» **TASK DESCRIPTION**: Each entry below should be written out exactly as it is, with no pictures.

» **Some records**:
-- START --

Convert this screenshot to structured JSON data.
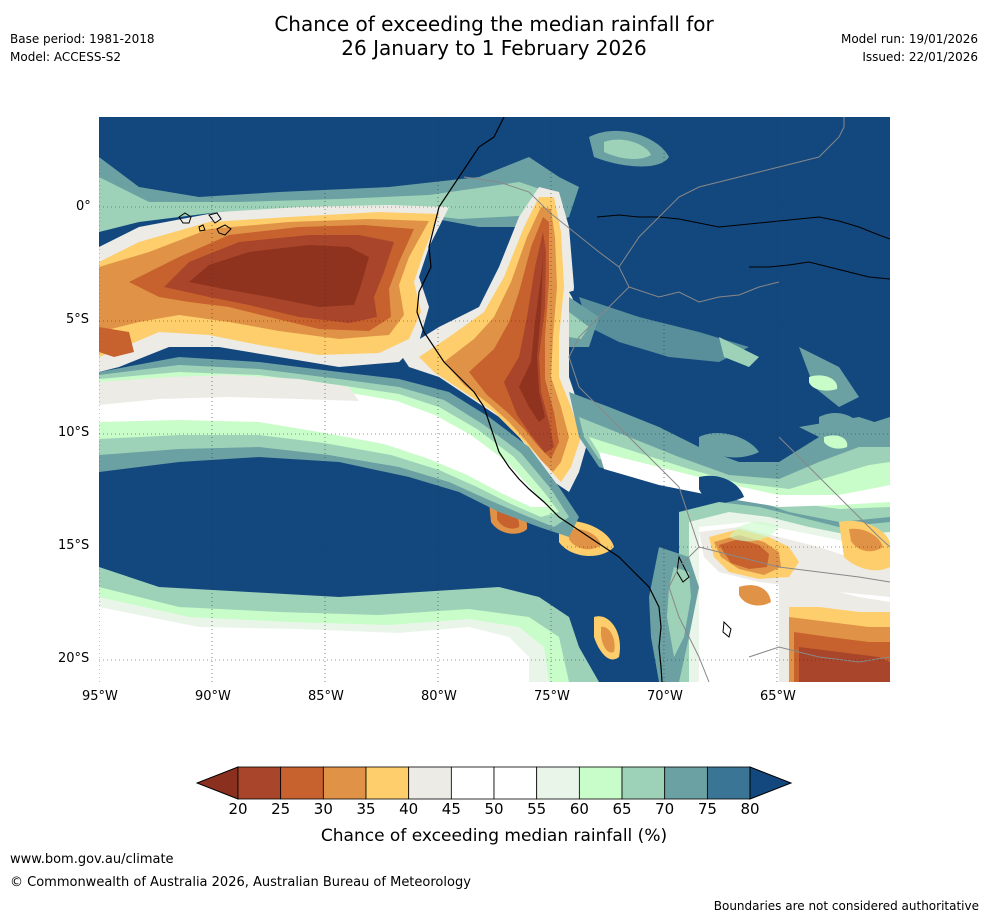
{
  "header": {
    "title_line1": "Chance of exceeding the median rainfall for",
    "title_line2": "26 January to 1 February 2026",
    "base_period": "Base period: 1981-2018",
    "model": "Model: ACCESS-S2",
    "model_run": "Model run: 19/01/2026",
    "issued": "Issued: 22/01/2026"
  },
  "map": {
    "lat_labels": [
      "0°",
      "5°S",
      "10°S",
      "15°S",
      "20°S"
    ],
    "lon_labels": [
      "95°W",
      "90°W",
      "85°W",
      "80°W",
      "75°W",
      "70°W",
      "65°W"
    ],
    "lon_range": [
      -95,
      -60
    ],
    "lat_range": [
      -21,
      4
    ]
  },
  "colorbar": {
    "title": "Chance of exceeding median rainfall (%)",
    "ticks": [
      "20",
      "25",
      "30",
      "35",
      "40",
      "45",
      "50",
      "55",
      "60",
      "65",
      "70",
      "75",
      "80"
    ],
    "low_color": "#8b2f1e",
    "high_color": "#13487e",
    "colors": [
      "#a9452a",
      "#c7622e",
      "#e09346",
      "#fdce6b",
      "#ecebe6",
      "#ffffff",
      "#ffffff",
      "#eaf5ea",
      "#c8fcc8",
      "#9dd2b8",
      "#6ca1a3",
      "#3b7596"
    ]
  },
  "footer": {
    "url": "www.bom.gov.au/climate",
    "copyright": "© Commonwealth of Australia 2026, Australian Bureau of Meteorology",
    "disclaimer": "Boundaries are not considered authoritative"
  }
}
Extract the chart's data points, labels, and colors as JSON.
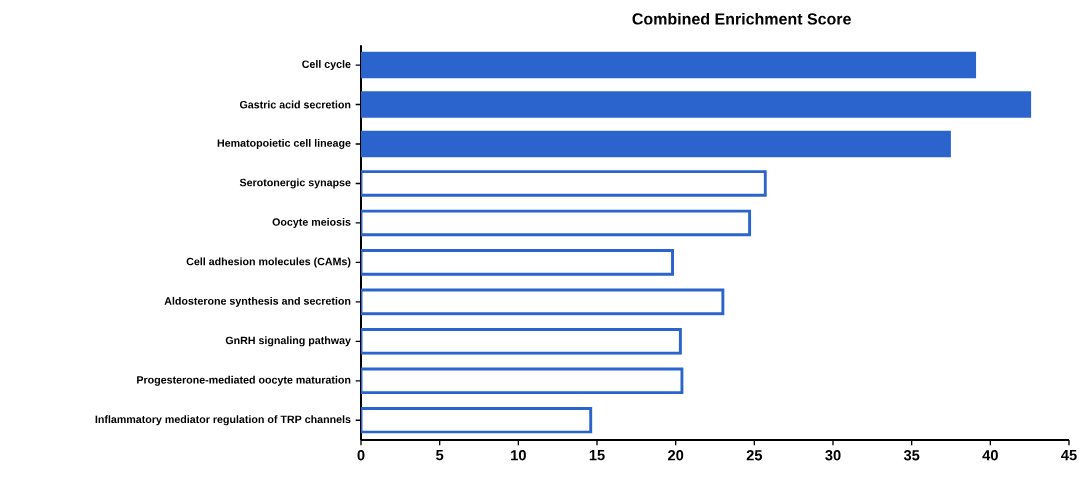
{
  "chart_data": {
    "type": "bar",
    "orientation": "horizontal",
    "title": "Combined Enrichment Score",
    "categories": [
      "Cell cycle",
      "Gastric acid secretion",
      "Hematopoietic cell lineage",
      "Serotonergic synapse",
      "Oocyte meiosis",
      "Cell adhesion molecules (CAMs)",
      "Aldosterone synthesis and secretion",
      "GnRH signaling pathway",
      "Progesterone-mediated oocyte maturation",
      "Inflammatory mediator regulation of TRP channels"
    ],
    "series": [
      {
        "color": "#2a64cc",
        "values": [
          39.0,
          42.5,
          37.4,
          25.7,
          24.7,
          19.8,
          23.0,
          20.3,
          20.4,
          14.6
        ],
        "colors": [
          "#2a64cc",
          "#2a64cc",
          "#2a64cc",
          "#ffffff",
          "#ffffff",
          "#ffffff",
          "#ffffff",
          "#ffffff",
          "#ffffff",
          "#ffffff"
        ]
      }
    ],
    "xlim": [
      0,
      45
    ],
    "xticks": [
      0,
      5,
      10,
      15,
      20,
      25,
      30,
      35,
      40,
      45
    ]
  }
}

-- END --

» **OUTPUT BELOW**:
Convert this screenshot to structured JSON data.
{
  "header": {
    "title_line1": "Chance of exceeding the median rainfall for",
    "title_line2": "26 January to 1 February 2026",
    "base_period": "Base period: 1981-2018",
    "model": "Model: ACCESS-S2",
    "model_run": "Model run: 19/01/2026",
    "issued": "Issued: 22/01/2026"
  },
  "map": {
    "lat_labels": [
      "0°",
      "5°S",
      "10°S",
      "15°S",
      "20°S"
    ],
    "lon_labels": [
      "95°W",
      "90°W",
      "85°W",
      "80°W",
      "75°W",
      "70°W",
      "65°W"
    ],
    "lon_range": [
      -95,
      -60
    ],
    "lat_range": [
      -21,
      4
    ]
  },
  "colorbar": {
    "title": "Chance of exceeding median rainfall (%)",
    "ticks": [
      "20",
      "25",
      "30",
      "35",
      "40",
      "45",
      "50",
      "55",
      "60",
      "65",
      "70",
      "75",
      "80"
    ],
    "low_color": "#8b2f1e",
    "high_color": "#13487e",
    "colors": [
      "#a9452a",
      "#c7622e",
      "#e09346",
      "#fdce6b",
      "#ecebe6",
      "#ffffff",
      "#ffffff",
      "#eaf5ea",
      "#c8fcc8",
      "#9dd2b8",
      "#6ca1a3",
      "#3b7596"
    ]
  },
  "footer": {
    "url": "www.bom.gov.au/climate",
    "copyright": "© Commonwealth of Australia 2026, Australian Bureau of Meteorology",
    "disclaimer": "Boundaries are not considered authoritative"
  }
}
Extract the chart's data points, labels, and colors as JSON.
{
  "chart_data": {
    "type": "bar",
    "orientation": "horizontal",
    "title": "Combined Enrichment Score",
    "categories": [
      "Cell cycle",
      "Gastric acid secretion",
      "Hematopoietic cell lineage",
      "Serotonergic synapse",
      "Oocyte meiosis",
      "Cell adhesion molecules (CAMs)",
      "Aldosterone synthesis and secretion",
      "GnRH signaling pathway",
      "Progesterone-mediated oocyte maturation",
      "Inflammatory mediator regulation of TRP channels"
    ],
    "series": [
      {
        "color": "#2a64cc",
        "values": [
          39.0,
          42.5,
          37.4,
          25.7,
          24.7,
          19.8,
          23.0,
          20.3,
          20.4,
          14.6
        ],
        "colors": [
          "#2a64cc",
          "#2a64cc",
          "#2a64cc",
          "#ffffff",
          "#ffffff",
          "#ffffff",
          "#ffffff",
          "#ffffff",
          "#ffffff",
          "#ffffff"
        ]
      }
    ],
    "xlim": [
      0,
      45
    ],
    "xticks": [
      0,
      5,
      10,
      15,
      20,
      25,
      30,
      35,
      40,
      45
    ]
  }
}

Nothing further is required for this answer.